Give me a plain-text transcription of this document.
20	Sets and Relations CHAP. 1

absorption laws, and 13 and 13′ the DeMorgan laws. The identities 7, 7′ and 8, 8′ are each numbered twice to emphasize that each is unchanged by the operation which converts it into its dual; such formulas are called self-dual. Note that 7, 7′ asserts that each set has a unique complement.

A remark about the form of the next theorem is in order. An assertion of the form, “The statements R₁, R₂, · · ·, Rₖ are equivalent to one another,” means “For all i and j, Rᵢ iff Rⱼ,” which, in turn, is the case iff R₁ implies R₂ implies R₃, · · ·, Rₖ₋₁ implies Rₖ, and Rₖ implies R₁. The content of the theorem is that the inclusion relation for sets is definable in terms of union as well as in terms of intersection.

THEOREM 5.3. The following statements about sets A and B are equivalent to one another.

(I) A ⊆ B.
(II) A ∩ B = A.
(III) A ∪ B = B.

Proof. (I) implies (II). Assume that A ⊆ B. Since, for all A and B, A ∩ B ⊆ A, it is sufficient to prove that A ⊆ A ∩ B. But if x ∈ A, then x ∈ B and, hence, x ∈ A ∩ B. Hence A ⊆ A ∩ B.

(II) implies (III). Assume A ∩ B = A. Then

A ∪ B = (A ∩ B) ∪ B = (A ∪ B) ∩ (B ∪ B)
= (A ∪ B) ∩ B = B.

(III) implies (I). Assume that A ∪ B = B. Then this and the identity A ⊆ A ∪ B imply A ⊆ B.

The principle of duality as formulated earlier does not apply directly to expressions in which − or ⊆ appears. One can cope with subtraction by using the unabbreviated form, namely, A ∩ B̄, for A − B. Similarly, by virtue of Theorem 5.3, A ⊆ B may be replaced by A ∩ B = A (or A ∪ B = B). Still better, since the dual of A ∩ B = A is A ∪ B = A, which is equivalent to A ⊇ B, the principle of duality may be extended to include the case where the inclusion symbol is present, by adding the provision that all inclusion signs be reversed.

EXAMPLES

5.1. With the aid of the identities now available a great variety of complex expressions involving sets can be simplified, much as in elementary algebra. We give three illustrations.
++++++++++
→ EXERCISE DESCRIPTION
Every line of the material must be returned exactly as it appears.

→ EXPECTED ANSWER
Give me a plain-text transcription of this document.
20	Sets and Relations CHAP. 1

absorption laws, and 13 and 13′ the DeMorgan laws. The identities 7, 7′ and 8, 8′ are each numbered twice to emphasize that each is unchanged by the operation which converts it into its dual; such formulas are called self-dual. Note that 7, 7′ asserts that each set has a unique complement.

A remark about the form of the next theorem is in order. An assertion of the form, “The statements R₁, R₂, · · ·, Rₖ are equivalent to one another,” means “For all i and j, Rᵢ iff Rⱼ,” which, in turn, is the case iff R₁ implies R₂ implies R₃, · · ·, Rₖ₋₁ implies Rₖ, and Rₖ implies R₁. The content of the theorem is that the inclusion relation for sets is definable in terms of union as well as in terms of intersection.

THEOREM 5.3. The following statements about sets A and B are equivalent to one another.

(I) A ⊆ B.
(II) A ∩ B = A.
(III) A ∪ B = B.

Proof. (I) implies (II). Assume that A ⊆ B. Since, for all A and B, A ∩ B ⊆ A, it is sufficient to prove that A ⊆ A ∩ B. But if x ∈ A, then x ∈ B and, hence, x ∈ A ∩ B. Hence A ⊆ A ∩ B.

(II) implies (III). Assume A ∩ B = A. Then

A ∪ B = (A ∩ B) ∪ B = (A ∪ B) ∩ (B ∪ B)
= (A ∪ B) ∩ B = B.

(III) implies (I). Assume that A ∪ B = B. Then this and the identity A ⊆ A ∪ B imply A ⊆ B.

The principle of duality as formulated earlier does not apply directly to expressions in which − or ⊆ appears. One can cope with subtraction by using the unabbreviated form, namely, A ∩ B̄, for A − B. Similarly, by virtue of Theorem 5.3, A ⊆ B may be replaced by A ∩ B = A (or A ∪ B = B). Still better, since the dual of A ∩ B = A is A ∪ B = A, which is equivalent to A ⊇ B, the principle of duality may be extended to include the case where the inclusion symbol is present, by adding the provision that all inclusion signs be reversed.

EXAMPLES

5.1. With the aid of the identities now available a great variety of complex expressions involving sets can be simplified, much as in elementary algebra. We give three illustrations.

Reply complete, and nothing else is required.